» **GIVEN PROBLEM**
Using the data below, gather each line that includes the word "развитие".

"""

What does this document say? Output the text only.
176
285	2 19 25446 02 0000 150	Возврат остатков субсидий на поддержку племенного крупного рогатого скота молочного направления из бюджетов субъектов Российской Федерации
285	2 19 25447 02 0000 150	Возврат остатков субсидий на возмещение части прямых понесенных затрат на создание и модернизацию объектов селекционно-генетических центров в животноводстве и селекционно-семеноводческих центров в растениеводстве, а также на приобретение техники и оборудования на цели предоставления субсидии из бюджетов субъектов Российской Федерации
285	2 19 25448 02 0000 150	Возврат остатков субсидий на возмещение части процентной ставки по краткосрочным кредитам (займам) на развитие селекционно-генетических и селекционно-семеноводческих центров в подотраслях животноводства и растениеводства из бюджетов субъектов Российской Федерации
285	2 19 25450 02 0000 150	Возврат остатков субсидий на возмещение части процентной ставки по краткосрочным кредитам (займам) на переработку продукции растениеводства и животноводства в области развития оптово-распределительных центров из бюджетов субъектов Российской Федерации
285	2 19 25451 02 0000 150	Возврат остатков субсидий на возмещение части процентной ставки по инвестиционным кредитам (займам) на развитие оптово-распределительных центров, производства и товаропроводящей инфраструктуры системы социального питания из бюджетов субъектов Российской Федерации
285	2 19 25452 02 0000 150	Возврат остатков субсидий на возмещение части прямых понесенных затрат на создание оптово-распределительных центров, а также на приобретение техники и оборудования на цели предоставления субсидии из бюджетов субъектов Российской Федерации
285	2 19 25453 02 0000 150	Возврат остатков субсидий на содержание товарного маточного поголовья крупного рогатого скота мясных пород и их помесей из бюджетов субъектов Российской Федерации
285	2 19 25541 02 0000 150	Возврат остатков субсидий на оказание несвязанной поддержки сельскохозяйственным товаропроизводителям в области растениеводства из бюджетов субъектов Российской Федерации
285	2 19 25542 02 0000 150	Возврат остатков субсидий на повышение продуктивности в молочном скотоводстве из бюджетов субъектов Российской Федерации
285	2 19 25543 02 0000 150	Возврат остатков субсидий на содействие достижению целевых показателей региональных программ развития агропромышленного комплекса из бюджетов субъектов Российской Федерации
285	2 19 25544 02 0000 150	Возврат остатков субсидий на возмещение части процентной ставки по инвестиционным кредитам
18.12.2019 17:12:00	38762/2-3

"""

» **RESPONSE TO THE EXERCISE**
285	2 19 25448 02 0000 150	Возврат остатков субсидий на возмещение части процентной ставки по краткосрочным кредитам (займам) на развитие селекционно-генетических и селекционно-семеноводческих центров в подотраслях животноводства и растениеводства из бюджетов субъектов Российской Федерации
285	2 19 25451 02 0000 150	Возврат остатков субсидий на возмещение части процентной ставки по инвестиционным кредитам (займам) на развитие оптово-распределительных центров, производства и товаропроводящей инфраструктуры системы социального питания из бюджетов субъектов Российской Федерации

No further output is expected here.